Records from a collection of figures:
--------------------------------------------------
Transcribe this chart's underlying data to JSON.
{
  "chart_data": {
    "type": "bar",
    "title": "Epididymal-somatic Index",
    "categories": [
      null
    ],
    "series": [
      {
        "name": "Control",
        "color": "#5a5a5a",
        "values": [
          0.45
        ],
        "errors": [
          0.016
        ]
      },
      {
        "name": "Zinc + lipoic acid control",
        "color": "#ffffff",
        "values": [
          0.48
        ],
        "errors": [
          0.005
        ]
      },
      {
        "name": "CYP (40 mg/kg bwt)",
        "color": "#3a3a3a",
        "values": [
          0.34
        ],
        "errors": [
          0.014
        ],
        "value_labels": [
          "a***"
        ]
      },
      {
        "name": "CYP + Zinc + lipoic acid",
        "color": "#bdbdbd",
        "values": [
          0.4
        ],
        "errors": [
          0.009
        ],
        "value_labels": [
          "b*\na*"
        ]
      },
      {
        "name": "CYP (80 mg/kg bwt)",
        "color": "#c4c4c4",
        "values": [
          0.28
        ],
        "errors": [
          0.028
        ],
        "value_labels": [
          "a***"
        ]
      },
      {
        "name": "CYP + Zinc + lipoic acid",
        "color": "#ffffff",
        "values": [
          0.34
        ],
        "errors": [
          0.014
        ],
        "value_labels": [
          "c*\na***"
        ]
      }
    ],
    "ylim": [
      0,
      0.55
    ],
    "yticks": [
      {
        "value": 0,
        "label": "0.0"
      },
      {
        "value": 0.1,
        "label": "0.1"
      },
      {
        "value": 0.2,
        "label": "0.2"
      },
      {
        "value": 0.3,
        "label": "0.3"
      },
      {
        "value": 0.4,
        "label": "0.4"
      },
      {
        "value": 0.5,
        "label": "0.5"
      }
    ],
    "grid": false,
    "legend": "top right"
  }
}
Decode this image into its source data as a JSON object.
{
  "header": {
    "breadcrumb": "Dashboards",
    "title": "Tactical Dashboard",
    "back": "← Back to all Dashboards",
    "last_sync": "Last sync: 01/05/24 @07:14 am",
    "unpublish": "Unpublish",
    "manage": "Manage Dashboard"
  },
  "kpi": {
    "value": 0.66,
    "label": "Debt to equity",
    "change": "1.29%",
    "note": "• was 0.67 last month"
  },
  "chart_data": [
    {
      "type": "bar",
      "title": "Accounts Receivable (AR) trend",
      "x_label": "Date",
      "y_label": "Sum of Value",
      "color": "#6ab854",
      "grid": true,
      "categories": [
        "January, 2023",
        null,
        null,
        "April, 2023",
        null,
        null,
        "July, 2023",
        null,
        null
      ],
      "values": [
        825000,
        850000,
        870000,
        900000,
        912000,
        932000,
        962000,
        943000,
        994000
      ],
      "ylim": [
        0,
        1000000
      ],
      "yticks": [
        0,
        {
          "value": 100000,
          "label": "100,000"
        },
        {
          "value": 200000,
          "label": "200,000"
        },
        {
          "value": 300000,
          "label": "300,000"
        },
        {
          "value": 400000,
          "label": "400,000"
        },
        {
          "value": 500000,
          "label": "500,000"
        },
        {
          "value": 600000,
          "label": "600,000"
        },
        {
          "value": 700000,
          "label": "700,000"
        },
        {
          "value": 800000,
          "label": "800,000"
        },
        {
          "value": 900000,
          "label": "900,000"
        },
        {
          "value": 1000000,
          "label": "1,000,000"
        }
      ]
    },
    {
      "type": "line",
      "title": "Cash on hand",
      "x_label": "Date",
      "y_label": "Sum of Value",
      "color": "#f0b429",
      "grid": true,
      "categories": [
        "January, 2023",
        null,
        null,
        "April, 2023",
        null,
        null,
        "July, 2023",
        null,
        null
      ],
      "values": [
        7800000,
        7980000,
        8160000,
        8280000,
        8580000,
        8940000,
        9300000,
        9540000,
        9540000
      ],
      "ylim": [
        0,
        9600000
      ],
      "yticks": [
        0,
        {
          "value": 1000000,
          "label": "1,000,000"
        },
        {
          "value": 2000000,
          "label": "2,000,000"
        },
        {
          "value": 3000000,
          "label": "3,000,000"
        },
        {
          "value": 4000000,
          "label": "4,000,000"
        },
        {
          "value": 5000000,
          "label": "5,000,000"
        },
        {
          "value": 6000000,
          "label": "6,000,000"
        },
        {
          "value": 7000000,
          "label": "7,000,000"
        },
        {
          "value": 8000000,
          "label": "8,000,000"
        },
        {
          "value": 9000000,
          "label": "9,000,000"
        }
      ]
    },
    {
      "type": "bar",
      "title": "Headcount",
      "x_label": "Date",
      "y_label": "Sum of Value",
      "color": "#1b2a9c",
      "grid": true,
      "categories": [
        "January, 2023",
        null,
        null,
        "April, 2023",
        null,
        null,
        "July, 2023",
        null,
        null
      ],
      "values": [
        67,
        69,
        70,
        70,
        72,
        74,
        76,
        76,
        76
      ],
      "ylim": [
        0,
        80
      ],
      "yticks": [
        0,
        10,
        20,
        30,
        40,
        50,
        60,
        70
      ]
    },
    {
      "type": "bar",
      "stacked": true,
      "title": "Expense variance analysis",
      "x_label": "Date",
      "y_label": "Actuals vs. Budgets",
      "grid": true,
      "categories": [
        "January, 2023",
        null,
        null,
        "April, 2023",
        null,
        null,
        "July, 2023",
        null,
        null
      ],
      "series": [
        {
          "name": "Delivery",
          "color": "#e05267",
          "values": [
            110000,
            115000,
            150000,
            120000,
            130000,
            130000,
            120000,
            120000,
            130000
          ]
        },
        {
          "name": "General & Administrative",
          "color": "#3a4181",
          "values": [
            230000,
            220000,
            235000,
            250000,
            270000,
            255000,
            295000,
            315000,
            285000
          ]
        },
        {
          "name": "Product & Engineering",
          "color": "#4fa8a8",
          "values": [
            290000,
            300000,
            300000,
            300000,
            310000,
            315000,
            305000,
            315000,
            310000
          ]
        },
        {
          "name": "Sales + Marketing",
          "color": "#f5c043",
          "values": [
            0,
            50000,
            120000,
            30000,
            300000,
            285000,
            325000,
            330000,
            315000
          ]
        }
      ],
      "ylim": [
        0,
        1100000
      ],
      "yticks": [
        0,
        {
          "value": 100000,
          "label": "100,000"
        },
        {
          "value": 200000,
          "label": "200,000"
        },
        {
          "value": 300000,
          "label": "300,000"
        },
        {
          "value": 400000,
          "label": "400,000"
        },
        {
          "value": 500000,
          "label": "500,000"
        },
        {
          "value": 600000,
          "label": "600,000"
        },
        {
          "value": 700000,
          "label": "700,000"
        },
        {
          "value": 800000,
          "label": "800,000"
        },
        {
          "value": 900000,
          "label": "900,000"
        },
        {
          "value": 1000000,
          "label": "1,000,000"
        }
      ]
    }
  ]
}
--------------------------------------------------
▶ What is needed
Reproduce each entry word for word.

▶ Output
Transcribe this chart's underlying data to JSON.
{
  "chart_data": {
    "type": "bar",
    "title": "Epididymal-somatic Index",
    "categories": [
      null
    ],
    "series": [
      {
        "name": "Control",
        "color": "#5a5a5a",
        "values": [
          0.45
        ],
        "errors": [
          0.016
        ]
      },
      {
        "name": "Zinc + lipoic acid control",
        "color": "#ffffff",
        "values": [
          0.48
        ],
        "errors": [
          0.005
        ]
      },
      {
        "name": "CYP (40 mg/kg bwt)",
        "color": "#3a3a3a",
        "values": [
          0.34
        ],
        "errors": [
          0.014
        ],
        "value_labels": [
          "a***"
        ]
      },
      {
        "name": "CYP + Zinc + lipoic acid",
        "color": "#bdbdbd",
        "values": [
          0.4
        ],
        "errors": [
          0.009
        ],
        "value_labels": [
          "b*\na*"
        ]
      },
      {
        "name": "CYP (80 mg/kg bwt)",
        "color": "#c4c4c4",
        "values": [
          0.28
        ],
        "errors": [
          0.028
        ],
        "value_labels": [
          "a***"
        ]
      },
      {
        "name": "CYP + Zinc + lipoic acid",
        "color": "#ffffff",
        "values": [
          0.34
        ],
        "errors": [
          0.014
        ],
        "value_labels": [
          "c*\na***"
        ]
      }
    ],
    "ylim": [
      0,
      0.55
    ],
    "yticks": [
      {
        "value": 0,
        "label": "0.0"
      },
      {
        "value": 0.1,
        "label": "0.1"
      },
      {
        "value": 0.2,
        "label": "0.2"
      },
      {
        "value": 0.3,
        "label": "0.3"
      },
      {
        "value": 0.4,
        "label": "0.4"
      },
      {
        "value": 0.5,
        "label": "0.5"
      }
    ],
    "grid": false,
    "legend": "top right"
  }
}
Decode this image into its source data as a JSON object.
{
  "header": {
    "breadcrumb": "Dashboards",
    "title": "Tactical Dashboard",
    "back": "← Back to all Dashboards",
    "last_sync": "Last sync: 01/05/24 @07:14 am",
    "unpublish": "Unpublish",
    "manage": "Manage Dashboard"
  },
  "kpi": {
    "value": 0.66,
    "label": "Debt to equity",
    "change": "1.29%",
    "note": "• was 0.67 last month"
  },
  "chart_data": [
    {
      "type": "bar",
      "title": "Accounts Receivable (AR) trend",
      "x_label": "Date",
      "y_label": "Sum of Value",
      "color": "#6ab854",
      "grid": true,
      "categories": [
        "January, 2023",
        null,
        null,
        "April, 2023",
        null,
        null,
        "July, 2023",
        null,
        null
      ],
      "values": [
        825000,
        850000,
        870000,
        900000,
        912000,
        932000,
        962000,
        943000,
        994000
      ],
      "ylim": [
        0,
        1000000
      ],
      "yticks": [
        0,
        {
          "value": 100000,
          "label": "100,000"
        },
        {
          "value": 200000,
          "label": "200,000"
        },
        {
          "value": 300000,
          "label": "300,000"
        },
        {
          "value": 400000,
          "label": "400,000"
        },
        {
          "value": 500000,
          "label": "500,000"
        },
        {
          "value": 600000,
          "label": "600,000"
        },
        {
          "value": 700000,
          "label": "700,000"
        },
        {
          "value": 800000,
          "label": "800,000"
        },
        {
          "value": 900000,
          "label": "900,000"
        },
        {
          "value": 1000000,
          "label": "1,000,000"
        }
      ]
    },
    {
      "type": "line",
      "title": "Cash on hand",
      "x_label": "Date",
      "y_label": "Sum of Value",
      "color": "#f0b429",
      "grid": true,
      "categories": [
        "January, 2023",
        null,
        null,
        "April, 2023",
        null,
        null,
        "July, 2023",
        null,
        null
      ],
      "values": [
        7800000,
        7980000,
        8160000,
        8280000,
        8580000,
        8940000,
        9300000,
        9540000,
        9540000
      ],
      "ylim": [
        0,
        9600000
      ],
      "yticks": [
        0,
        {
          "value": 1000000,
          "label": "1,000,000"
        },
        {
          "value": 2000000,
          "label": "2,000,000"
        },
        {
          "value": 3000000,
          "label": "3,000,000"
        },
        {
          "value": 4000000,
          "label": "4,000,000"
        },
        {
          "value": 5000000,
          "label": "5,000,000"
        },
        {
          "value": 6000000,
          "label": "6,000,000"
        },
        {
          "value": 7000000,
          "label": "7,000,000"
        },
        {
          "value": 8000000,
          "label": "8,000,000"
        },
        {
          "value": 9000000,
          "label": "9,000,000"
        }
      ]
    },
    {
      "type": "bar",
      "title": "Headcount",
      "x_label": "Date",
      "y_label": "Sum of Value",
      "color": "#1b2a9c",
      "grid": true,
      "categories": [
        "January, 2023",
        null,
        null,
        "April, 2023",
        null,
        null,
        "July, 2023",
        null,
        null
      ],
      "values": [
        67,
        69,
        70,
        70,
        72,
        74,
        76,
        76,
        76
      ],
      "ylim": [
        0,
        80
      ],
      "yticks": [
        0,
        10,
        20,
        30,
        40,
        50,
        60,
        70
      ]
    },
    {
      "type": "bar",
      "stacked": true,
      "title": "Expense variance analysis",
      "x_label": "Date",
      "y_label": "Actuals vs. Budgets",
      "grid": true,
      "categories": [
        "January, 2023",
        null,
        null,
        "April, 2023",
        null,
        null,
        "July, 2023",
        null,
        null
      ],
      "series": [
        {
          "name": "Delivery",
          "color": "#e05267",
          "values": [
            110000,
            115000,
            150000,
            120000,
            130000,
            130000,
            120000,
            120000,
            130000
          ]
        },
        {
          "name": "General & Administrative",
          "color": "#3a4181",
          "values": [
            230000,
            220000,
            235000,
            250000,
            270000,
            255000,
            295000,
            315000,
            285000
          ]
        },
        {
          "name": "Product & Engineering",
          "color": "#4fa8a8",
          "values": [
            290000,
            300000,
            300000,
            300000,
            310000,
            315000,
            305000,
            315000,
            310000
          ]
        },
        {
          "name": "Sales + Marketing",
          "color": "#f5c043",
          "values": [
            0,
            50000,
            120000,
            30000,
            300000,
            285000,
            325000,
            330000,
            315000
          ]
        }
      ],
      "ylim": [
        0,
        1100000
      ],
      "yticks": [
        0,
        {
          "value": 100000,
          "label": "100,000"
        },
        {
          "value": 200000,
          "label": "200,000"
        },
        {
          "value": 300000,
          "label": "300,000"
        },
        {
          "value": 400000,
          "label": "400,000"
        },
        {
          "value": 500000,
          "label": "500,000"
        },
        {
          "value": 600000,
          "label": "600,000"
        },
        {
          "value": 700000,
          "label": "700,000"
        },
        {
          "value": 800000,
          "label": "800,000"
        },
        {
          "value": 900000,
          "label": "900,000"
        },
        {
          "value": 1000000,
          "label": "1,000,000"
        }
      ]
    }
  ]
}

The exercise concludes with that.